╭─ Dataset excerpts
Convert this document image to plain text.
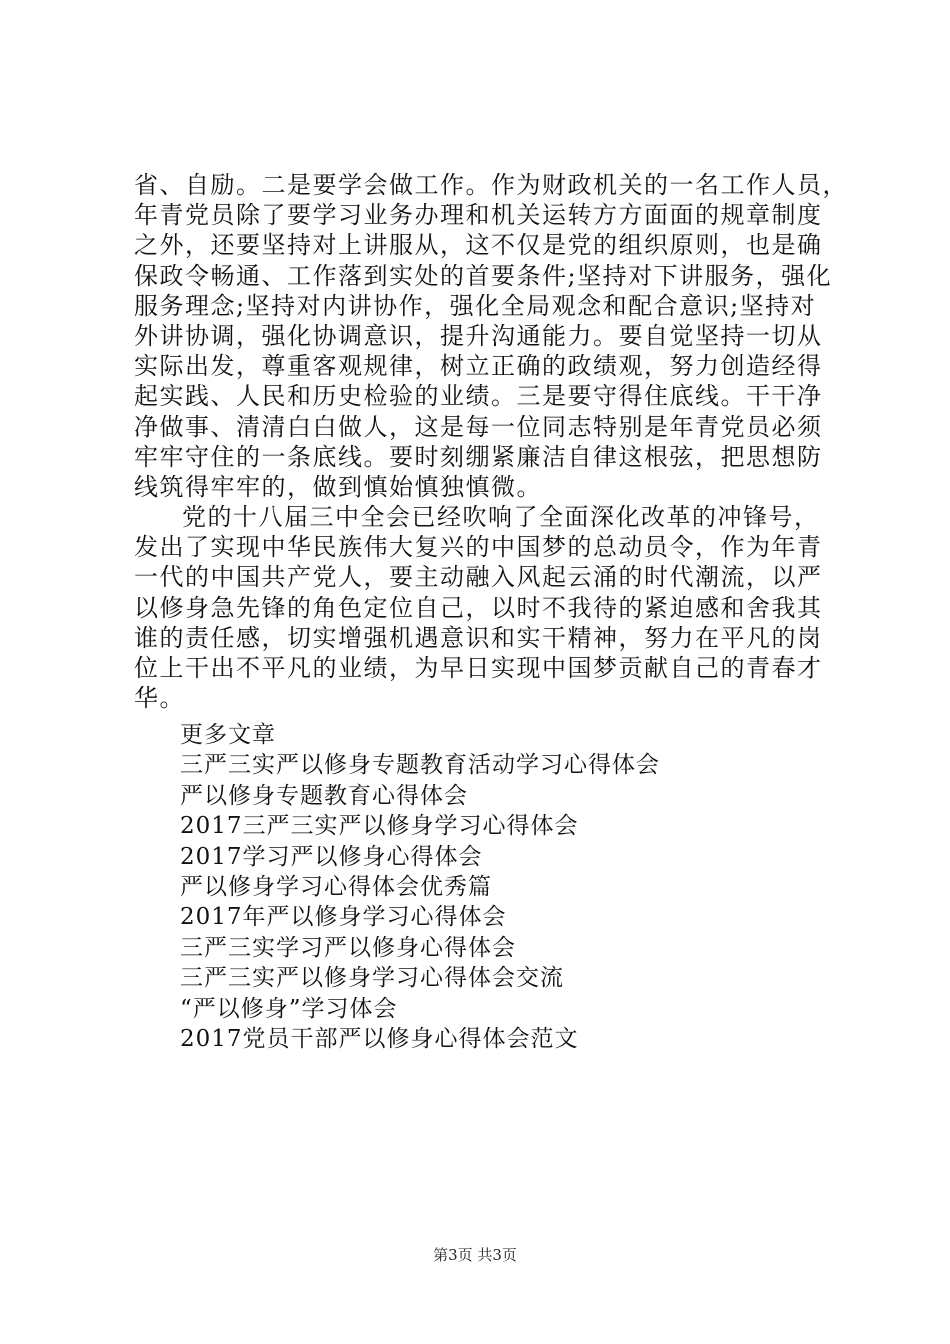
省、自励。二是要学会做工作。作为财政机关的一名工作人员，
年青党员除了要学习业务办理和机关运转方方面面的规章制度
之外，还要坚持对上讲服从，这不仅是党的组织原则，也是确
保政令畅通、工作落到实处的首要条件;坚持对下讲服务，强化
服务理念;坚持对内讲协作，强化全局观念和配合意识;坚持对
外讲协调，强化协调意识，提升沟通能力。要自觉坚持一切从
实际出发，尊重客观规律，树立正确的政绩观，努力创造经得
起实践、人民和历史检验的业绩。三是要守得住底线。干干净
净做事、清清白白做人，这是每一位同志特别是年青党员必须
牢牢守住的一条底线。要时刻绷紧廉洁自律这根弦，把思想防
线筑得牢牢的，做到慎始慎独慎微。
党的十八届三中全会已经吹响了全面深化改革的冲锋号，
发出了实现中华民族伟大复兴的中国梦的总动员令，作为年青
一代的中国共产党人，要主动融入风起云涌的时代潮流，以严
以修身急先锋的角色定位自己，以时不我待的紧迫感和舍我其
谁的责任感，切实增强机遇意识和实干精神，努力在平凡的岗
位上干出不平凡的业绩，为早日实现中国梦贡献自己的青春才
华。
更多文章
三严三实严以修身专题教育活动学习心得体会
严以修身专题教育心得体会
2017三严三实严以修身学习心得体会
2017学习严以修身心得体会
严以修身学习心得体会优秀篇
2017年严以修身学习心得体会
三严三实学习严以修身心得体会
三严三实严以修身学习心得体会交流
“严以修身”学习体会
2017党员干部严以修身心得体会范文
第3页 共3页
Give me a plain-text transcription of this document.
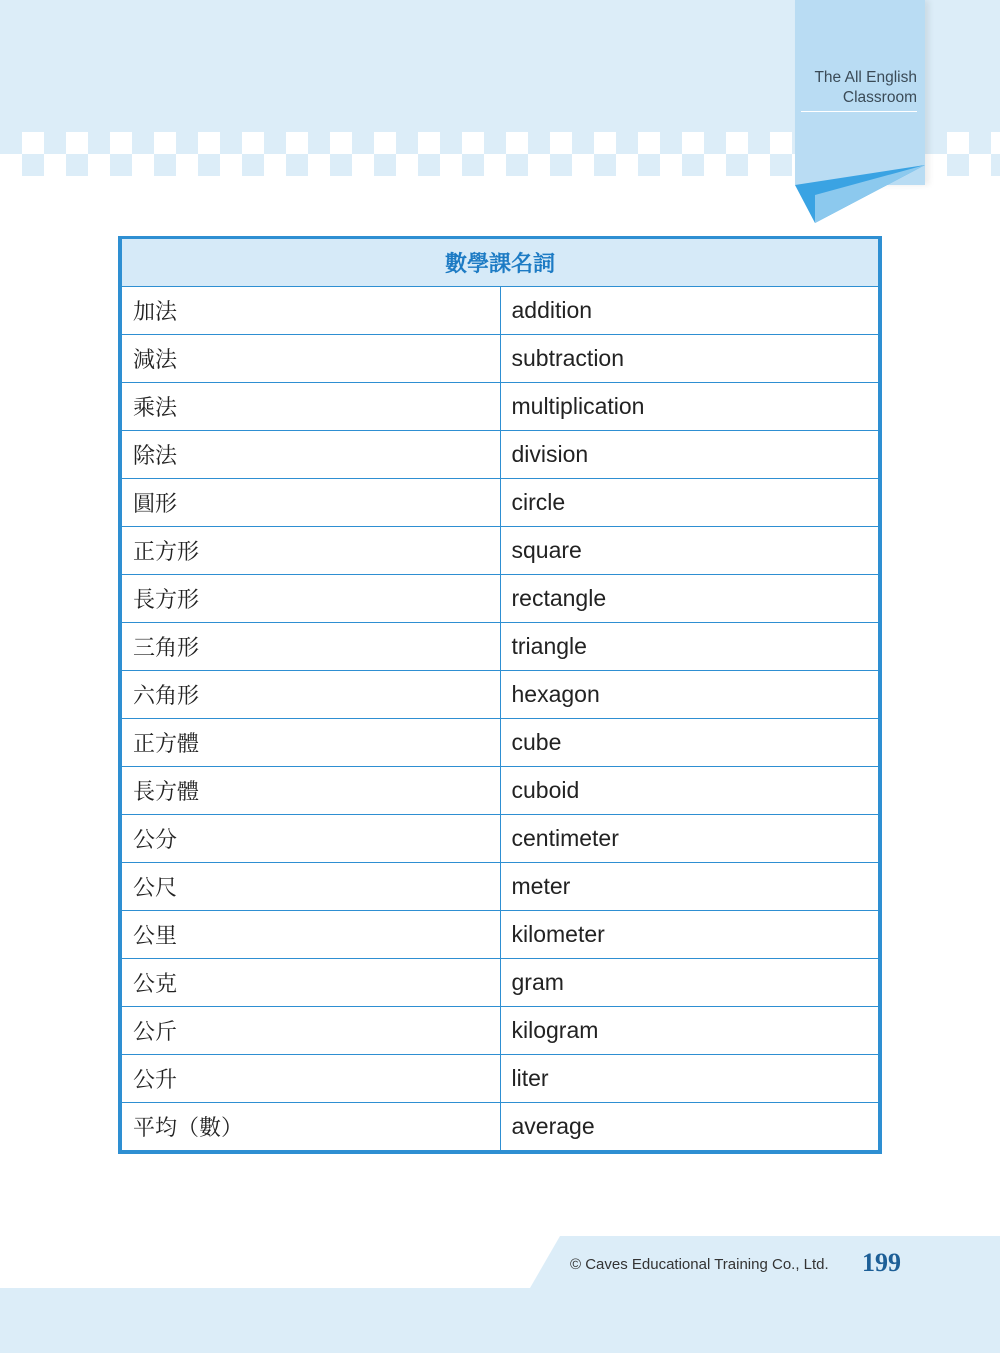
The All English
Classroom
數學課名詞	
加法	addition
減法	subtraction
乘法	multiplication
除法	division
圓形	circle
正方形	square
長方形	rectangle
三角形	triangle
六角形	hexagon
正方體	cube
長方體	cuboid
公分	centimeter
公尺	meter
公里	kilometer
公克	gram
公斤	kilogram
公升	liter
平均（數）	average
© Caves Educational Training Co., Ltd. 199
╰─
Make an exact copy of every record, pictures excluded.

Convert this document image to plain text.
省、自励。二是要学会做工作。作为财政机关的一名工作人员，
年青党员除了要学习业务办理和机关运转方方面面的规章制度
之外，还要坚持对上讲服从，这不仅是党的组织原则，也是确
保政令畅通、工作落到实处的首要条件;坚持对下讲服务，强化
服务理念;坚持对内讲协作，强化全局观念和配合意识;坚持对
外讲协调，强化协调意识，提升沟通能力。要自觉坚持一切从
实际出发，尊重客观规律，树立正确的政绩观，努力创造经得
起实践、人民和历史检验的业绩。三是要守得住底线。干干净
净做事、清清白白做人，这是每一位同志特别是年青党员必须
牢牢守住的一条底线。要时刻绷紧廉洁自律这根弦，把思想防
线筑得牢牢的，做到慎始慎独慎微。
党的十八届三中全会已经吹响了全面深化改革的冲锋号，
发出了实现中华民族伟大复兴的中国梦的总动员令，作为年青
一代的中国共产党人，要主动融入风起云涌的时代潮流，以严
以修身急先锋的角色定位自己，以时不我待的紧迫感和舍我其
谁的责任感，切实增强机遇意识和实干精神，努力在平凡的岗
位上干出不平凡的业绩，为早日实现中国梦贡献自己的青春才
华。
更多文章
三严三实严以修身专题教育活动学习心得体会
严以修身专题教育心得体会
2017三严三实严以修身学习心得体会
2017学习严以修身心得体会
严以修身学习心得体会优秀篇
2017年严以修身学习心得体会
三严三实学习严以修身心得体会
三严三实严以修身学习心得体会交流
“严以修身”学习体会
2017党员干部严以修身心得体会范文
第3页 共3页
Give me a plain-text transcription of this document.
The All English
Classroom
數學課名詞	
加法	addition
減法	subtraction
乘法	multiplication
除法	division
圓形	circle
正方形	square
長方形	rectangle
三角形	triangle
六角形	hexagon
正方體	cube
長方體	cuboid
公分	centimeter
公尺	meter
公里	kilometer
公克	gram
公斤	kilogram
公升	liter
平均（數）	average
© Caves Educational Training Co., Ltd. 199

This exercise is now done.